TASK TO CARRY OUT: Transcribe every line of the listing below without any deviation.

TASK DATA:
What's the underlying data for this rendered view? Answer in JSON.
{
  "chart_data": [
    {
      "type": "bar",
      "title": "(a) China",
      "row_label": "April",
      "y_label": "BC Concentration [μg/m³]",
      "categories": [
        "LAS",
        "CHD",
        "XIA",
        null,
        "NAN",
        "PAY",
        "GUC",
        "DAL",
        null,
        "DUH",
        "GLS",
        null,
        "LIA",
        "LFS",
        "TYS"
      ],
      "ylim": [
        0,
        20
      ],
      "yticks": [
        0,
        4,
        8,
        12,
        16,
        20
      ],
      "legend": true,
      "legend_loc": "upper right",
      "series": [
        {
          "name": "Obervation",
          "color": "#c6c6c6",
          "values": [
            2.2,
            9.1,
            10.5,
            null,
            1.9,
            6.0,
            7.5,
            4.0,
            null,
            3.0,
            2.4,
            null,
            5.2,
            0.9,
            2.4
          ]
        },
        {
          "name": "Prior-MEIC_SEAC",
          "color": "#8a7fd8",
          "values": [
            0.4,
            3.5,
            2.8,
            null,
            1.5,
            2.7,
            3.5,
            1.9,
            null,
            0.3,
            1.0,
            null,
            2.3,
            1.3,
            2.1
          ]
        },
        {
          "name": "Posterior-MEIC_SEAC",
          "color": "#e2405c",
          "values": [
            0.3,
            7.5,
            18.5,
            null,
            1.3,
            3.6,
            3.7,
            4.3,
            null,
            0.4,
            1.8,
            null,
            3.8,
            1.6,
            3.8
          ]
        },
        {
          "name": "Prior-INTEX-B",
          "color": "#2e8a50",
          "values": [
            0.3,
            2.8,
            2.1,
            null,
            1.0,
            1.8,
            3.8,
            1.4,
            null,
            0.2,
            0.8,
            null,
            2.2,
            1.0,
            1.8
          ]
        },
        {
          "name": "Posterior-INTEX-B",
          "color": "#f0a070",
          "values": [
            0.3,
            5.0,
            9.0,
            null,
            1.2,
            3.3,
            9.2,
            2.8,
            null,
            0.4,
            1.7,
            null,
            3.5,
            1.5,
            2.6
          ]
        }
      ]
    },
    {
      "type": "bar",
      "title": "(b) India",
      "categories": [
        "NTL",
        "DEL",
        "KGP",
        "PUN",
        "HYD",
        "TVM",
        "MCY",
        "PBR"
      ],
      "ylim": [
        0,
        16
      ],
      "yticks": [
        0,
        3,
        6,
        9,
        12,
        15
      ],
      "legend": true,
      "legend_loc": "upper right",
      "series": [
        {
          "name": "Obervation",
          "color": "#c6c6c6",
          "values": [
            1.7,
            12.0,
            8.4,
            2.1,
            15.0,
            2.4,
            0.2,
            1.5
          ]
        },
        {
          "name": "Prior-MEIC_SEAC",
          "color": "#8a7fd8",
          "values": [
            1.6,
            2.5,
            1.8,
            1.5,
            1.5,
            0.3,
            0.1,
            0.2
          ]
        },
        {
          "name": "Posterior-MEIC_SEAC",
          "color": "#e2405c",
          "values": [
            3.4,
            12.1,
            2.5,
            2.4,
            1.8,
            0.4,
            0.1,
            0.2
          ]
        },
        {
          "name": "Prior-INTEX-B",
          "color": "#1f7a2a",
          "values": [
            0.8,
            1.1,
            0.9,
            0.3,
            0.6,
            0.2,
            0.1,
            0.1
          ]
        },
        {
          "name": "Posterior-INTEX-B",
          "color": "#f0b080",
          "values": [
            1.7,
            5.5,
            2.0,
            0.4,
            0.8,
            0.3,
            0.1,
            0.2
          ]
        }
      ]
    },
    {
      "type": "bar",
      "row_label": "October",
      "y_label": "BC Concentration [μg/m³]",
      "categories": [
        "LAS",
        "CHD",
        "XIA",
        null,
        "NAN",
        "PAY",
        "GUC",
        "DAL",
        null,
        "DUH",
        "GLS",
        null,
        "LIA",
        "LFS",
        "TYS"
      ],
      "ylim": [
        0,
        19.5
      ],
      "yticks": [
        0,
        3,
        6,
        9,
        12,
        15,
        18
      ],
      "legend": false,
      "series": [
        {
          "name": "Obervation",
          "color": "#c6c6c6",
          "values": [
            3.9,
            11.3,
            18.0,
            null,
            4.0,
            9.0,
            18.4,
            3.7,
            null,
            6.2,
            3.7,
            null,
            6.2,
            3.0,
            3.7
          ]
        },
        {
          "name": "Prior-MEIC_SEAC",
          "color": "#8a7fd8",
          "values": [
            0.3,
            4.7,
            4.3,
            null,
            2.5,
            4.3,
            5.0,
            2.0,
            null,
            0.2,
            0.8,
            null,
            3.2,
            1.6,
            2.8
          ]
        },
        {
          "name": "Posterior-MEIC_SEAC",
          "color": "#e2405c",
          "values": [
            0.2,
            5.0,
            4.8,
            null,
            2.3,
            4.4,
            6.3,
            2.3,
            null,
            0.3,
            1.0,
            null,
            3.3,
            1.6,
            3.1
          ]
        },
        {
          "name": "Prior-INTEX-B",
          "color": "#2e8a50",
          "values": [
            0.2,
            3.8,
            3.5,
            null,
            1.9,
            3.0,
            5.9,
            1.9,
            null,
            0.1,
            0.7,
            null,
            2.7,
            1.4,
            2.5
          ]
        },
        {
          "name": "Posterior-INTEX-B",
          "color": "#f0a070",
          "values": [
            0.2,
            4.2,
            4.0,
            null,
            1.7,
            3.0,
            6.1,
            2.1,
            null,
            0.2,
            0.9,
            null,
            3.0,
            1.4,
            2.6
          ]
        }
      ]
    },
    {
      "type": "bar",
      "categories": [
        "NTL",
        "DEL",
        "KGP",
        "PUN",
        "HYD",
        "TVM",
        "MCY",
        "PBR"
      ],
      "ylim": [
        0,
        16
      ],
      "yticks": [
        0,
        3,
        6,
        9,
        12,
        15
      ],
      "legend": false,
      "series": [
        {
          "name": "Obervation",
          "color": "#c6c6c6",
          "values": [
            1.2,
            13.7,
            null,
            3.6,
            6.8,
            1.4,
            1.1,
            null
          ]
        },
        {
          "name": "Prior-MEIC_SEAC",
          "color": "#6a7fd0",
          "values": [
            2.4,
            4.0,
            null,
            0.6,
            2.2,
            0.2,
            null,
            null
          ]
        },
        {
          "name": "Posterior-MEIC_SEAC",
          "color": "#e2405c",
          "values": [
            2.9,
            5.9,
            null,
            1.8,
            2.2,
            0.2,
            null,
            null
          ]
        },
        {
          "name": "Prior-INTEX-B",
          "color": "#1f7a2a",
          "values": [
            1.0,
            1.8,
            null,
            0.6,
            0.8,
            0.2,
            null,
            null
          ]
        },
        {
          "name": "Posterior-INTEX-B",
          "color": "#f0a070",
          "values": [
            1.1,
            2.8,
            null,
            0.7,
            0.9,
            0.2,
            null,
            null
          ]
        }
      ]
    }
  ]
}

COMPLETED EXERCISE:
What's the underlying data for this rendered view? Answer in JSON.
{
  "chart_data": [
    {
      "type": "bar",
      "title": "(a) China",
      "row_label": "April",
      "y_label": "BC Concentration [μg/m³]",
      "categories": [
        "LAS",
        "CHD",
        "XIA",
        null,
        "NAN",
        "PAY",
        "GUC",
        "DAL",
        null,
        "DUH",
        "GLS",
        null,
        "LIA",
        "LFS",
        "TYS"
      ],
      "ylim": [
        0,
        20
      ],
      "yticks": [
        0,
        4,
        8,
        12,
        16,
        20
      ],
      "legend": true,
      "legend_loc": "upper right",
      "series": [
        {
          "name": "Obervation",
          "color": "#c6c6c6",
          "values": [
            2.2,
            9.1,
            10.5,
            null,
            1.9,
            6.0,
            7.5,
            4.0,
            null,
            3.0,
            2.4,
            null,
            5.2,
            0.9,
            2.4
          ]
        },
        {
          "name": "Prior-MEIC_SEAC",
          "color": "#8a7fd8",
          "values": [
            0.4,
            3.5,
            2.8,
            null,
            1.5,
            2.7,
            3.5,
            1.9,
            null,
            0.3,
            1.0,
            null,
            2.3,
            1.3,
            2.1
          ]
        },
        {
          "name": "Posterior-MEIC_SEAC",
          "color": "#e2405c",
          "values": [
            0.3,
            7.5,
            18.5,
            null,
            1.3,
            3.6,
            3.7,
            4.3,
            null,
            0.4,
            1.8,
            null,
            3.8,
            1.6,
            3.8
          ]
        },
        {
          "name": "Prior-INTEX-B",
          "color": "#2e8a50",
          "values": [
            0.3,
            2.8,
            2.1,
            null,
            1.0,
            1.8,
            3.8,
            1.4,
            null,
            0.2,
            0.8,
            null,
            2.2,
            1.0,
            1.8
          ]
        },
        {
          "name": "Posterior-INTEX-B",
          "color": "#f0a070",
          "values": [
            0.3,
            5.0,
            9.0,
            null,
            1.2,
            3.3,
            9.2,
            2.8,
            null,
            0.4,
            1.7,
            null,
            3.5,
            1.5,
            2.6
          ]
        }
      ]
    },
    {
      "type": "bar",
      "title": "(b) India",
      "categories": [
        "NTL",
        "DEL",
        "KGP",
        "PUN",
        "HYD",
        "TVM",
        "MCY",
        "PBR"
      ],
      "ylim": [
        0,
        16
      ],
      "yticks": [
        0,
        3,
        6,
        9,
        12,
        15
      ],
      "legend": true,
      "legend_loc": "upper right",
      "series": [
        {
          "name": "Obervation",
          "color": "#c6c6c6",
          "values": [
            1.7,
            12.0,
            8.4,
            2.1,
            15.0,
            2.4,
            0.2,
            1.5
          ]
        },
        {
          "name": "Prior-MEIC_SEAC",
          "color": "#8a7fd8",
          "values": [
            1.6,
            2.5,
            1.8,
            1.5,
            1.5,
            0.3,
            0.1,
            0.2
          ]
        },
        {
          "name": "Posterior-MEIC_SEAC",
          "color": "#e2405c",
          "values": [
            3.4,
            12.1,
            2.5,
            2.4,
            1.8,
            0.4,
            0.1,
            0.2
          ]
        },
        {
          "name": "Prior-INTEX-B",
          "color": "#1f7a2a",
          "values": [
            0.8,
            1.1,
            0.9,
            0.3,
            0.6,
            0.2,
            0.1,
            0.1
          ]
        },
        {
          "name": "Posterior-INTEX-B",
          "color": "#f0b080",
          "values": [
            1.7,
            5.5,
            2.0,
            0.4,
            0.8,
            0.3,
            0.1,
            0.2
          ]
        }
      ]
    },
    {
      "type": "bar",
      "row_label": "October",
      "y_label": "BC Concentration [μg/m³]",
      "categories": [
        "LAS",
        "CHD",
        "XIA",
        null,
        "NAN",
        "PAY",
        "GUC",
        "DAL",
        null,
        "DUH",
        "GLS",
        null,
        "LIA",
        "LFS",
        "TYS"
      ],
      "ylim": [
        0,
        19.5
      ],
      "yticks": [
        0,
        3,
        6,
        9,
        12,
        15,
        18
      ],
      "legend": false,
      "series": [
        {
          "name": "Obervation",
          "color": "#c6c6c6",
          "values": [
            3.9,
            11.3,
            18.0,
            null,
            4.0,
            9.0,
            18.4,
            3.7,
            null,
            6.2,
            3.7,
            null,
            6.2,
            3.0,
            3.7
          ]
        },
        {
          "name": "Prior-MEIC_SEAC",
          "color": "#8a7fd8",
          "values": [
            0.3,
            4.7,
            4.3,
            null,
            2.5,
            4.3,
            5.0,
            2.0,
            null,
            0.2,
            0.8,
            null,
            3.2,
            1.6,
            2.8
          ]
        },
        {
          "name": "Posterior-MEIC_SEAC",
          "color": "#e2405c",
          "values": [
            0.2,
            5.0,
            4.8,
            null,
            2.3,
            4.4,
            6.3,
            2.3,
            null,
            0.3,
            1.0,
            null,
            3.3,
            1.6,
            3.1
          ]
        },
        {
          "name": "Prior-INTEX-B",
          "color": "#2e8a50",
          "values": [
            0.2,
            3.8,
            3.5,
            null,
            1.9,
            3.0,
            5.9,
            1.9,
            null,
            0.1,
            0.7,
            null,
            2.7,
            1.4,
            2.5
          ]
        },
        {
          "name": "Posterior-INTEX-B",
          "color": "#f0a070",
          "values": [
            0.2,
            4.2,
            4.0,
            null,
            1.7,
            3.0,
            6.1,
            2.1,
            null,
            0.2,
            0.9,
            null,
            3.0,
            1.4,
            2.6
          ]
        }
      ]
    },
    {
      "type": "bar",
      "categories": [
        "NTL",
        "DEL",
        "KGP",
        "PUN",
        "HYD",
        "TVM",
        "MCY",
        "PBR"
      ],
      "ylim": [
        0,
        16
      ],
      "yticks": [
        0,
        3,
        6,
        9,
        12,
        15
      ],
      "legend": false,
      "series": [
        {
          "name": "Obervation",
          "color": "#c6c6c6",
          "values": [
            1.2,
            13.7,
            null,
            3.6,
            6.8,
            1.4,
            1.1,
            null
          ]
        },
        {
          "name": "Prior-MEIC_SEAC",
          "color": "#6a7fd0",
          "values": [
            2.4,
            4.0,
            null,
            0.6,
            2.2,
            0.2,
            null,
            null
          ]
        },
        {
          "name": "Posterior-MEIC_SEAC",
          "color": "#e2405c",
          "values": [
            2.9,
            5.9,
            null,
            1.8,
            2.2,
            0.2,
            null,
            null
          ]
        },
        {
          "name": "Prior-INTEX-B",
          "color": "#1f7a2a",
          "values": [
            1.0,
            1.8,
            null,
            0.6,
            0.8,
            0.2,
            null,
            null
          ]
        },
        {
          "name": "Posterior-INTEX-B",
          "color": "#f0a070",
          "values": [
            1.1,
            2.8,
            null,
            0.7,
            0.9,
            0.2,
            null,
            null
          ]
        }
      ]
    }
  ]
}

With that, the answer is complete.